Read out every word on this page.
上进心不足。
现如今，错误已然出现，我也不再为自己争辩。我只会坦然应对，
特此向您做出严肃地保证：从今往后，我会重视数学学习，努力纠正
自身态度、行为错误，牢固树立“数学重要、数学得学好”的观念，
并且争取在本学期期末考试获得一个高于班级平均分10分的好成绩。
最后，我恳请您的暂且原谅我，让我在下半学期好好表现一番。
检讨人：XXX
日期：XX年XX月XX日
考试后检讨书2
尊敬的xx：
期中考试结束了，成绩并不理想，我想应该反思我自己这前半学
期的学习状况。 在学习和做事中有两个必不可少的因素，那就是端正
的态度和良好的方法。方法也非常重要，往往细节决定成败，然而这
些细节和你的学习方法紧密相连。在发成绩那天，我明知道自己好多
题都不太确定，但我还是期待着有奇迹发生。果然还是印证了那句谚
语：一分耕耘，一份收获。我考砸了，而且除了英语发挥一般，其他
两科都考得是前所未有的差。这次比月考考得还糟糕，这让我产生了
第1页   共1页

━━━━━━━━━━

THE PROBLEM:
Output each record precisely as given.

CORRECT RESULT:
Read out every word on this page.
上进心不足。
现如今，错误已然出现，我也不再为自己争辩。我只会坦然应对，
特此向您做出严肃地保证：从今往后，我会重视数学学习，努力纠正
自身态度、行为错误，牢固树立“数学重要、数学得学好”的观念，
并且争取在本学期期末考试获得一个高于班级平均分10分的好成绩。
最后，我恳请您的暂且原谅我，让我在下半学期好好表现一番。
检讨人：XXX
日期：XX年XX月XX日
考试后检讨书2
尊敬的xx：
期中考试结束了，成绩并不理想，我想应该反思我自己这前半学
期的学习状况。 在学习和做事中有两个必不可少的因素，那就是端正
的态度和良好的方法。方法也非常重要，往往细节决定成败，然而这
些细节和你的学习方法紧密相连。在发成绩那天，我明知道自己好多
题都不太确定，但我还是期待着有奇迹发生。果然还是印证了那句谚
语：一分耕耘，一份收获。我考砸了，而且除了英语发挥一般，其他
两科都考得是前所未有的差。这次比月考考得还糟糕，这让我产生了
第1页   共1页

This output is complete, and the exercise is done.